▶ INSTRUCTION 1
Decide whether each statement below agrees with the passage on Greece and the macroeconomics of class struggle, answering yes or no and quoting the words of the passage that settle it. (a) The Empros Theater was occupied by a collective of artists a few months ago. (b) The talk took place on a Friday evening. (c) Falling demand leads to higher taxation levels.
▶ INSTRUCTION 2
Carry on the passage on Greece and the macroeconomics of class struggle, starting after its final sentence.

Greece and the Macroeconomics of Class Struggle.
At thursday evening's talk at the occupied Empros Theater in Athens,
Tiziana Terranova and I gave presentations on the political economy of
social media to a diverse and engaged community.
The Empros Theatre is in central Athens, part of the overall urban
geography that has been besieged by occupations, protest and police
brutality in the recent surge of class conflict stirred by crisis and
the accompanying austerity being inflicted on the Greek population. The
theater was occupied by a collective of artists a few months ago, and
hosts talks, presentations and events, often engaged in the cultural and
political questions surrounding the resistance against the politics of
austerity.
The financial crisis has pushed the greek economy into extremely dire
straights. Eurozone pressure and speculative attack on government debt
has forced the greek government into counterproductive austerity
measures which are hotly contested by the population. As demand falls as
a result of austerity-driven spending reduction, the economy sinks
further into stagnation, in turn reducing taxation levels, leading to
more austerity, and so on. A classic vicious circle.

Extracted records:
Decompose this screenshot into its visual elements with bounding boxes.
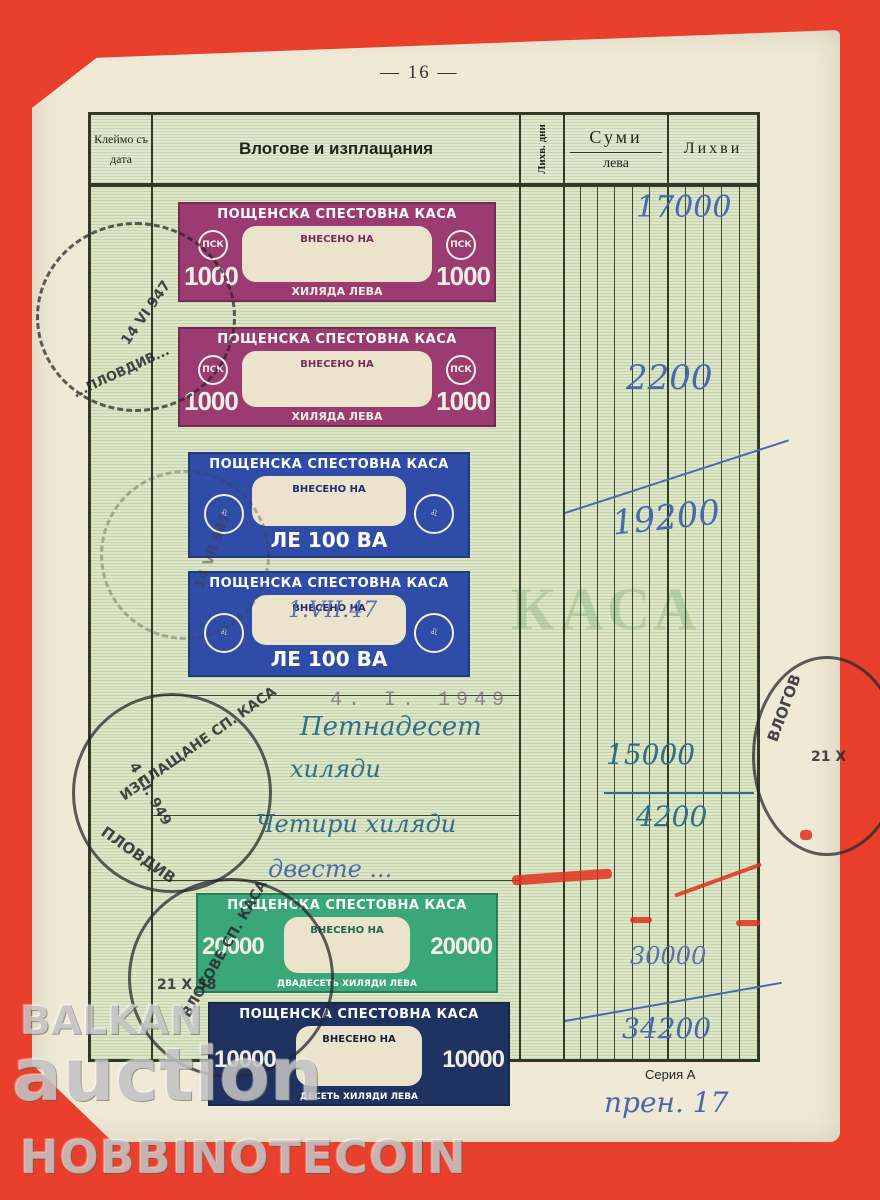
amount-4200: 4200	[636, 800, 707, 833]
digit-rule	[739, 187, 740, 1059]
withdrawal-text-2: хиляди	[290, 755, 381, 783]
amount-17000: 17000	[636, 190, 731, 225]
withdrawal-text-4: двесте ...	[268, 855, 392, 883]
amount-34200: 34200	[622, 1012, 711, 1045]
stamp-window: ВНЕСЕНО НА	[242, 226, 432, 282]
watermark-auction: auction	[12, 1032, 323, 1118]
header-sums-unit: лева	[603, 153, 629, 172]
column-divider	[563, 187, 565, 1059]
digit-rule	[614, 187, 615, 1059]
header-interest: Лихви	[669, 115, 757, 183]
ledger-header: Клеймо съ дата Влогове и изплащания Лихв…	[91, 115, 757, 187]
red-crayon-mark	[800, 830, 812, 840]
amount-2200: 2200	[626, 358, 713, 398]
red-crayon-mark	[630, 917, 652, 923]
withdrawal-text-3: Четири хиляди	[256, 810, 456, 838]
digit-rule	[685, 187, 686, 1059]
postmark-1947-b: 14 VII 947	[100, 470, 270, 640]
postmark-date: 14 VI 947	[118, 278, 174, 348]
digit-rule	[649, 187, 650, 1059]
stamp-window: ВНЕСЕНО НА	[252, 476, 406, 526]
header-stamp-date: Клеймо съ дата	[91, 115, 153, 183]
digit-rule	[721, 187, 722, 1059]
digit-rule	[703, 187, 704, 1059]
stamp-label: ВНЕСЕНО НА	[292, 484, 365, 495]
header-interest-days: Лихв. дни	[521, 115, 565, 183]
digit-rule	[597, 187, 598, 1059]
series-label: Серия А	[645, 1067, 695, 1082]
amount-30000: 30000	[630, 942, 706, 970]
header-deposits-withdrawals: Влогове и изплащания	[153, 115, 521, 183]
stamp-title: ПОЩЕНСКА СПЕСТОВНА КАСА	[180, 207, 494, 222]
carried-over-note: прен. 17	[604, 1086, 728, 1119]
postmark-date: 21 X 38	[157, 977, 217, 993]
header-sums-label: Суми	[570, 127, 662, 153]
digit-rule	[632, 187, 633, 1059]
ledger-watermark: КАСА	[511, 575, 703, 644]
pss-emblem-icon: ПСК	[446, 230, 476, 260]
pss-emblem-icon: ПСК	[446, 355, 476, 385]
stamp-label: ВНЕСЕНО НА	[322, 1034, 395, 1045]
header-interest-days-label: Лихв. дни	[536, 124, 548, 174]
red-crayon-mark	[736, 920, 760, 926]
stamp-footer: ХИЛЯДА ЛЕВА	[180, 410, 494, 423]
column-divider	[519, 187, 521, 1059]
stamp-value: 20000	[430, 933, 492, 961]
withdrawal-text-1: Петнадесет	[300, 712, 482, 742]
stamp-label: ВНЕСЕНО НА	[300, 359, 373, 370]
postmark-withdrawal: ИЗПЛАЩАНЕ СП. КАСА 4 - I. 949 ПЛОВДИВ	[72, 693, 272, 893]
entry-date: 1.VII.47	[288, 598, 377, 623]
postmark-date: 21 X	[811, 749, 846, 765]
postmark-1947: 14 VI 947 ...ПЛОВДИВ...	[36, 222, 236, 412]
amount-15000: 15000	[606, 738, 695, 771]
postmark-text: ...ПЛОВДИВ...	[71, 344, 172, 402]
sum-line	[604, 792, 754, 794]
stamp-title: ПОЩЕНСКА СПЕСТОВНА КАСА	[190, 457, 468, 472]
page-number: — 16 —	[380, 62, 459, 84]
withdrawal-date-stamp: 4. I. 1949	[330, 689, 510, 712]
header-sums: Суми лева	[565, 115, 669, 183]
stamp-footer: ЛЕ 100 ВА	[190, 647, 468, 671]
stamp-label: ВНЕСЕНО НА	[300, 234, 373, 245]
stamp-value: 10000	[442, 1046, 504, 1074]
column-divider	[667, 187, 669, 1059]
digit-rule	[580, 187, 581, 1059]
watermark-hobbinotecoin: HOBBINOTECOIN	[20, 1130, 467, 1184]
postmark-date: 14 VII 947	[192, 511, 234, 591]
stamp-window: ВНЕСЕНО НА	[242, 351, 432, 407]
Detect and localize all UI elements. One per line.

▶ EXPECTED OUTPUT 1
(a) Yes: "The theater was occupied by a collective of artists a few months ago"
(b) No: "At thursday evening's talk at the occupied Empros Theater in Athens"
(c) No: "in turn reducing taxation levels"

▶ EXPECTED OUTPUT 2
The situation has unmasked the folly of the Euro. If Greece had
monetary sovereignty, the government would have recourse to all sorts of
monetary and fiscal means to stabilize demand and stimulate the economy,
but because Greece is part of the Euro monetary union, it's hands are
tied. As a user, and not an issuer of it's currency, Greece can not
control it's monetary policy, and as a result, has concrete limitations
on its fiscal policy as well. It can neither increase spending to
stimulate the economy, nor can it issue bonds and adjust lending rates
to influence interest and control the cost of servicing its debt. All it
can do is raise taxes and cut spending, and while these may stave off
default and move towards Eurozone dictated fiscal constraints, these do
not do what the greek economy desperately needs to recover, that is,
create demand, and thereby employment, increase tax levels, etc.
Within Eurozone Monetary policy is centrally managed. Yet, Eurozone
nations may be, and usually are, out of sync at any given time in terms
of what sort of policy best suites their current economic situation, and
policy is naturally driven by the bigger economies, such as those of
Germany and France, and not according to the interests of smaller
economies like Greece. Thus, the greek people pay the price for a
financial situation that was not of their own making. While other
nations, especially the financial elite within them, are able to escape
consequence.
Yet, while one could conclude that if Greece left the Euro and regained
monetary sovereignty it would protect it's people, sadly, not even this
is likely to be true.
The political elite of Greece are beholden to the global financial
elite and remain fully committed to the neoliberal program of wich the
Euro was once shining jewel. The destruction of the welfare state, and
immiseration of the workforce is not just a unhappy consequence of the
neoliberal agenda, it is the goal. Thus, the Euro and the constraints it
places on a nation's ability to pursue the public good is quite
intentional. And as they say, where there's a will, there's a way.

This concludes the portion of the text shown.